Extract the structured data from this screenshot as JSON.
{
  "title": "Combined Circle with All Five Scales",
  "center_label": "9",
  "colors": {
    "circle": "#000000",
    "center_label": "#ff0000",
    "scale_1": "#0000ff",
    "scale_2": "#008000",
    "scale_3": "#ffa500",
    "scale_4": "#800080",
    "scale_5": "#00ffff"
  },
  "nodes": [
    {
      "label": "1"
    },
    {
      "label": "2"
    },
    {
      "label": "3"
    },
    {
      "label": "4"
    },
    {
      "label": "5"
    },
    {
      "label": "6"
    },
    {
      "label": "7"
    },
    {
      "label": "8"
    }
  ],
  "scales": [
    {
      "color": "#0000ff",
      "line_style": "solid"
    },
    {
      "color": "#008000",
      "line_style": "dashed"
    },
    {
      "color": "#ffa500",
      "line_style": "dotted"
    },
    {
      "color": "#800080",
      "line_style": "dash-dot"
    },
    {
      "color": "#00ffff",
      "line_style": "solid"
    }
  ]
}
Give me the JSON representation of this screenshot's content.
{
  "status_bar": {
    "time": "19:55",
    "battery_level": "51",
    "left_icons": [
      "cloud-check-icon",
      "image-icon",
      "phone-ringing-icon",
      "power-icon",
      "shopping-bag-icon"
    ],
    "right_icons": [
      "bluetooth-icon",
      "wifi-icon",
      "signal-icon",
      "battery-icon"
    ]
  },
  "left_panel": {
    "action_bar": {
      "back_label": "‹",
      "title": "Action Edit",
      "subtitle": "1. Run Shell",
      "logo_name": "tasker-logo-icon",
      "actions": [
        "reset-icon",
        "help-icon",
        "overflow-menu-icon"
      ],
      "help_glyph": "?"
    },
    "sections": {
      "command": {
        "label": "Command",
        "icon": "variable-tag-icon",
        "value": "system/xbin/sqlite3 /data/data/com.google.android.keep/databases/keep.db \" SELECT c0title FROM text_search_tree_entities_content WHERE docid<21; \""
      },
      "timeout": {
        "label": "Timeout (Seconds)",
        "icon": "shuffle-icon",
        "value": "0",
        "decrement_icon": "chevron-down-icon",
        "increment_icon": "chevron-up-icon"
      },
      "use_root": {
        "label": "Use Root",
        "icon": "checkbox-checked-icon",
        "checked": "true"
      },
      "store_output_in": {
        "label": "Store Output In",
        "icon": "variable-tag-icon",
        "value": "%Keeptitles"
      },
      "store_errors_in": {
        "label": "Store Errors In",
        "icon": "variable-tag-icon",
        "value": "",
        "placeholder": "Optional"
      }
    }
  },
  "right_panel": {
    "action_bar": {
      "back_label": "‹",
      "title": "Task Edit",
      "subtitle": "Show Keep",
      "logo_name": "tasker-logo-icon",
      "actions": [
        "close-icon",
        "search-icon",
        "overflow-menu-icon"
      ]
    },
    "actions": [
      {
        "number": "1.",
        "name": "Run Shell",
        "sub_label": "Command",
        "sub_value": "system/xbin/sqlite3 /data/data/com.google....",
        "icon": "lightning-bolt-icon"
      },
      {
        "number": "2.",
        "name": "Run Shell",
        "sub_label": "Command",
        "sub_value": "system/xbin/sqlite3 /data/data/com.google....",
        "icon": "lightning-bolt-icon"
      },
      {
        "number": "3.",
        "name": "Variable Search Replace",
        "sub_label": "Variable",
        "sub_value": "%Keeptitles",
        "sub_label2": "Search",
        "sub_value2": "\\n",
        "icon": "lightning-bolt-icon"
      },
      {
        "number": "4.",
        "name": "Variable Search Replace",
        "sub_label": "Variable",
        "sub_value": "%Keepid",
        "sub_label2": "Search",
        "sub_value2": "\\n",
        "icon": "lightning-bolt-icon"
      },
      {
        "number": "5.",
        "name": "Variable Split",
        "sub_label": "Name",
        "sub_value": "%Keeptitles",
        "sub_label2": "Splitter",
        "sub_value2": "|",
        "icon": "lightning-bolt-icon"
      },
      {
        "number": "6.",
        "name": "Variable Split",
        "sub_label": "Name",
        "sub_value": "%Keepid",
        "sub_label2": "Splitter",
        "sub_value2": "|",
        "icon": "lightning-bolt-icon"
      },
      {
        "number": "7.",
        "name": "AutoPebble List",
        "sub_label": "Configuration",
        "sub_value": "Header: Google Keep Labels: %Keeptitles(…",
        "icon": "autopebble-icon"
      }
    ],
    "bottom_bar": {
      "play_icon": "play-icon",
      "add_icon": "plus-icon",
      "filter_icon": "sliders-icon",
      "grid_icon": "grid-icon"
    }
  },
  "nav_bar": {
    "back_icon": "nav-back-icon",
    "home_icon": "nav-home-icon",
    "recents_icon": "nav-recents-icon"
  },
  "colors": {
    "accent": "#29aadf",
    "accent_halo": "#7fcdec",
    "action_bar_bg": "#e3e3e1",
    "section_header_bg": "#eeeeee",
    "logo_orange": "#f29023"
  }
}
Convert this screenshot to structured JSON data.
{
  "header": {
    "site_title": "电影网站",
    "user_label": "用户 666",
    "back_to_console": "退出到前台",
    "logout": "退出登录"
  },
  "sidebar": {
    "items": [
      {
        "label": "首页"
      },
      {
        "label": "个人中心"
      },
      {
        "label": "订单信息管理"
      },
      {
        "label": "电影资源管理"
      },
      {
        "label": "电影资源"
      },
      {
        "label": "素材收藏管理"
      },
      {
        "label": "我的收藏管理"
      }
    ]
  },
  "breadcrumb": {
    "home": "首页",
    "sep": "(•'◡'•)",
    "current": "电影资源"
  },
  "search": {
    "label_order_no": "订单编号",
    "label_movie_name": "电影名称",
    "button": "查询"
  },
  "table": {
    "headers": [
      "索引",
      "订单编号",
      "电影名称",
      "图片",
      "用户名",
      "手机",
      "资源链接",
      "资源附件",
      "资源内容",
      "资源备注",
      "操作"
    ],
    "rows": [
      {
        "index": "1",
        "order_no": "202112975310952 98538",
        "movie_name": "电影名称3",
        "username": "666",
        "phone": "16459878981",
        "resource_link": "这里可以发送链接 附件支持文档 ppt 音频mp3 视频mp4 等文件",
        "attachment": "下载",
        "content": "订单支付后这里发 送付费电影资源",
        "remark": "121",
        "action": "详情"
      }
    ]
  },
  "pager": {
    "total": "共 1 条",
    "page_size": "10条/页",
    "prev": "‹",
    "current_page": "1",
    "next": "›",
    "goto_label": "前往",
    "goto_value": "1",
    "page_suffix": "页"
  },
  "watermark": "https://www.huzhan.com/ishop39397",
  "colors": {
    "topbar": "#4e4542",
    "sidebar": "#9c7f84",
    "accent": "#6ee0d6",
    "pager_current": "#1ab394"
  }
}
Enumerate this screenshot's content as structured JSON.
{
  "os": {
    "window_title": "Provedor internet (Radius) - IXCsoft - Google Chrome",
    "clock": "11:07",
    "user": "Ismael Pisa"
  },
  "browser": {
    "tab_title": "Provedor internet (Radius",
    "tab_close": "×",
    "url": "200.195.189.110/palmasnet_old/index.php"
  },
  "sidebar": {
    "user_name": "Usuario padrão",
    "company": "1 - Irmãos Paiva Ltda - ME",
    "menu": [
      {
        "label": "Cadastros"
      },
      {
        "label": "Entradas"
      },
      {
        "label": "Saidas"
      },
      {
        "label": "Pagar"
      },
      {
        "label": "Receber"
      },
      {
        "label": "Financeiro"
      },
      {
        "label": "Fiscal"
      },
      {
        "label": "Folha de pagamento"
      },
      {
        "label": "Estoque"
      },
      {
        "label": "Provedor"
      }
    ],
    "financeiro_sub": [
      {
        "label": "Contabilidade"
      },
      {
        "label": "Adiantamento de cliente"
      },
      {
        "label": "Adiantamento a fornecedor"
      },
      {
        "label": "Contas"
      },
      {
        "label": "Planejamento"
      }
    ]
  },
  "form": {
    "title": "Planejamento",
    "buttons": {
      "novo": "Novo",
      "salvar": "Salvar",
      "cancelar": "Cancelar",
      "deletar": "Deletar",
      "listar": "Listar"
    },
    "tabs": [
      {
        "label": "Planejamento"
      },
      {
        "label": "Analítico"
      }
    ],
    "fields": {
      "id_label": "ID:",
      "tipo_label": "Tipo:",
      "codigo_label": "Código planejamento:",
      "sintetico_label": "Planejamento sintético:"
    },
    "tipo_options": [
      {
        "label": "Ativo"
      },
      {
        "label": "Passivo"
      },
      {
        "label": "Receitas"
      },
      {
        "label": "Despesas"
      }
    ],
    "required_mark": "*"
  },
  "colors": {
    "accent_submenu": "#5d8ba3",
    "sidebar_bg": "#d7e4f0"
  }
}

——————————

WORK REQUIRED
From the entries above, return each line with the word "internet" in it.

WORKED SOLUTION
    "window_title": "Provedor internet (Radius) - IXCsoft - Google Chrome",
    "tab_title": "Provedor internet (Radius",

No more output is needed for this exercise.